*Stored items from a collection*
━━━━━━━━
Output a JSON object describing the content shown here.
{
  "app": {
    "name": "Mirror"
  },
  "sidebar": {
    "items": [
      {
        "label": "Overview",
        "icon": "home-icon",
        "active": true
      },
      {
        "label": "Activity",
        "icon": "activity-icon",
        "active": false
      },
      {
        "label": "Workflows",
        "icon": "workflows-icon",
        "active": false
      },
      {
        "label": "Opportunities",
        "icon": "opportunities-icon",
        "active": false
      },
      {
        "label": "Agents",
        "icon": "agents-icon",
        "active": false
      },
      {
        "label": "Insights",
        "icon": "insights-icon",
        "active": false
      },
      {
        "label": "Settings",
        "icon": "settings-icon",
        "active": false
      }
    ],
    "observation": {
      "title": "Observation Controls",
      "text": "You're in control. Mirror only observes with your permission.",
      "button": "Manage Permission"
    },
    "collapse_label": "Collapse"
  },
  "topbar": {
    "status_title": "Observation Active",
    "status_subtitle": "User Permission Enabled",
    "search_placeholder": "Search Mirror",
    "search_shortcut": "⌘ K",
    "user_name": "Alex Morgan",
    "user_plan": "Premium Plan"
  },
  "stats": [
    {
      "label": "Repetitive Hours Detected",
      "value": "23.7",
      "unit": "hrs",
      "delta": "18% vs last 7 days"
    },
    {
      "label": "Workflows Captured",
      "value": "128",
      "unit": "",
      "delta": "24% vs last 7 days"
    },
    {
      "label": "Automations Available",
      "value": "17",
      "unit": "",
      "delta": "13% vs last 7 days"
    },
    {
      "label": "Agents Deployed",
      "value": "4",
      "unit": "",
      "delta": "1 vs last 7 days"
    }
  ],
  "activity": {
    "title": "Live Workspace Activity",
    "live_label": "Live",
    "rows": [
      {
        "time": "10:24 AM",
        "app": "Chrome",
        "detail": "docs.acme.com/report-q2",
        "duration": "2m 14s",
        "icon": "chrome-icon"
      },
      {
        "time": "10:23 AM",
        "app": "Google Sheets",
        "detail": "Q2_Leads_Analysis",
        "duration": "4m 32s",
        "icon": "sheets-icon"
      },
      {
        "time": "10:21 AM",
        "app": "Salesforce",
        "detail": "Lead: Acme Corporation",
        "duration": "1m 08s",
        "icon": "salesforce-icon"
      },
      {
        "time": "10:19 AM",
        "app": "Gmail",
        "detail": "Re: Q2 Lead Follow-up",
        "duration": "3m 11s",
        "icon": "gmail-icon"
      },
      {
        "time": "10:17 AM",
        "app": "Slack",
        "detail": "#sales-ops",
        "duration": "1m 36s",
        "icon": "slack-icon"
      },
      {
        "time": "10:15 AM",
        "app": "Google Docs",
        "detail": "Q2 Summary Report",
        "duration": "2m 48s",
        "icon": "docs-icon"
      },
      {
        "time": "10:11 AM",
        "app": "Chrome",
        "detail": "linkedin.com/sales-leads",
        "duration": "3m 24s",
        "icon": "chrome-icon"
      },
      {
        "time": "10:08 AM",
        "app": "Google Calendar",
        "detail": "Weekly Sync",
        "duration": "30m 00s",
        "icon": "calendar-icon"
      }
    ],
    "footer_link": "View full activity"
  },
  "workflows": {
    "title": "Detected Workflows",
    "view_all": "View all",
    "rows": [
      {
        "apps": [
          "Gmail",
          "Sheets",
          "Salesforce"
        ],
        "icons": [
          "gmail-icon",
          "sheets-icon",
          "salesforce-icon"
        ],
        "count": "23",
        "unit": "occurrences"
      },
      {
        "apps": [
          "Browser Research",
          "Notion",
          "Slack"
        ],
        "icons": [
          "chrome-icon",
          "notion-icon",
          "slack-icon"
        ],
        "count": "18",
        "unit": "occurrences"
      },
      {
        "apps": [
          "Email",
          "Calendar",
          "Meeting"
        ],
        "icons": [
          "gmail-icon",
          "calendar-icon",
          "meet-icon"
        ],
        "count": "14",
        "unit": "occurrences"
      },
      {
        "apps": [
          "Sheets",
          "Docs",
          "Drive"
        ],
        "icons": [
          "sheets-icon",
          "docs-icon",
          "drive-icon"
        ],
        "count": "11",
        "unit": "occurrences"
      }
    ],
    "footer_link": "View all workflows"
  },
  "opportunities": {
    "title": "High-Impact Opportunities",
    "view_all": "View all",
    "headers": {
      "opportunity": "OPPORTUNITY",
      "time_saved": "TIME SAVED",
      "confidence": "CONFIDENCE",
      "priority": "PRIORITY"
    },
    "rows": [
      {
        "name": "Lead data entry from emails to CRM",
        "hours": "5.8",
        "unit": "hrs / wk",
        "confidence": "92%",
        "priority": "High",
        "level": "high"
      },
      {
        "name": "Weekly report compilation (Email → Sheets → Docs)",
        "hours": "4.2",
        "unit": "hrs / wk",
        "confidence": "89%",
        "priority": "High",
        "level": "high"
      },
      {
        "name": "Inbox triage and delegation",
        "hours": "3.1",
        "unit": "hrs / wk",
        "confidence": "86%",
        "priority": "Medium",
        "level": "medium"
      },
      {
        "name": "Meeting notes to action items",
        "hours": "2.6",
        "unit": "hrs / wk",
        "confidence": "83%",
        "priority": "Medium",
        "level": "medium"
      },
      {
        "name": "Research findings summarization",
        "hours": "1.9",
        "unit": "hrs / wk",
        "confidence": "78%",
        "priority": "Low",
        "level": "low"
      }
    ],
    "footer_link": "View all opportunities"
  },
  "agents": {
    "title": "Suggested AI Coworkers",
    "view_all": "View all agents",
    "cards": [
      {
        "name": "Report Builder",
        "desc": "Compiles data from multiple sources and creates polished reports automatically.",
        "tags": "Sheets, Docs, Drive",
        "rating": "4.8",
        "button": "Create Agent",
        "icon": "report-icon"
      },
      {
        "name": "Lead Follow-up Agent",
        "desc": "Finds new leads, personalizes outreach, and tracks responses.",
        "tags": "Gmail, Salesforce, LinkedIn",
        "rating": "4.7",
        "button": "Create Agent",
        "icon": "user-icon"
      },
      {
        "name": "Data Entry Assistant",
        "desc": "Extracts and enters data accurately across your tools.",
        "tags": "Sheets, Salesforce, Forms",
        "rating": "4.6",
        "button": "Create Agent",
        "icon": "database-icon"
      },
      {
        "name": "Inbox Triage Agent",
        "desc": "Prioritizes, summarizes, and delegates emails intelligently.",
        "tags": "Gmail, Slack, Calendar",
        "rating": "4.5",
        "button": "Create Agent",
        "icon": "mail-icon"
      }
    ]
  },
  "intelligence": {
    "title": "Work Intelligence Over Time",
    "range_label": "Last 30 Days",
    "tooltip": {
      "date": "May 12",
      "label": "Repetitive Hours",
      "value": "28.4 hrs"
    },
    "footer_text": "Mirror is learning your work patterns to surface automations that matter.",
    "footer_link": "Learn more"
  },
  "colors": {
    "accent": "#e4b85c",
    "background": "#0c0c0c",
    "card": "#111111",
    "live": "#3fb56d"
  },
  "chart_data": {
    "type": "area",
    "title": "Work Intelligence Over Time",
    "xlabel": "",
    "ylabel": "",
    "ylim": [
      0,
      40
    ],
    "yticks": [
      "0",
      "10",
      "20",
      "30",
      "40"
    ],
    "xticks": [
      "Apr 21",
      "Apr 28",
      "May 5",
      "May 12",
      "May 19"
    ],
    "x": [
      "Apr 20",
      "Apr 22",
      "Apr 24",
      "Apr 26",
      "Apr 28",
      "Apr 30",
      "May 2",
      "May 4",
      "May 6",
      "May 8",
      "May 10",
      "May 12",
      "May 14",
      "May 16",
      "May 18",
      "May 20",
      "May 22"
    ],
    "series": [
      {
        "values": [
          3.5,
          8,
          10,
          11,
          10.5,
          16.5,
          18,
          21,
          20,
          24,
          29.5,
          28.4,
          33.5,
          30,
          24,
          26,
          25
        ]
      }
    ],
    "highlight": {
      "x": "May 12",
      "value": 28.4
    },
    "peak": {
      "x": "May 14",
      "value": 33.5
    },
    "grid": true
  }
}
━━━━━━━━
*Objective*
Look above for every line with the word "Google" and copy it.

*Complete answer*
        "app": "Google Sheets",
        "app": "Google Docs",
        "app": "Google Calendar",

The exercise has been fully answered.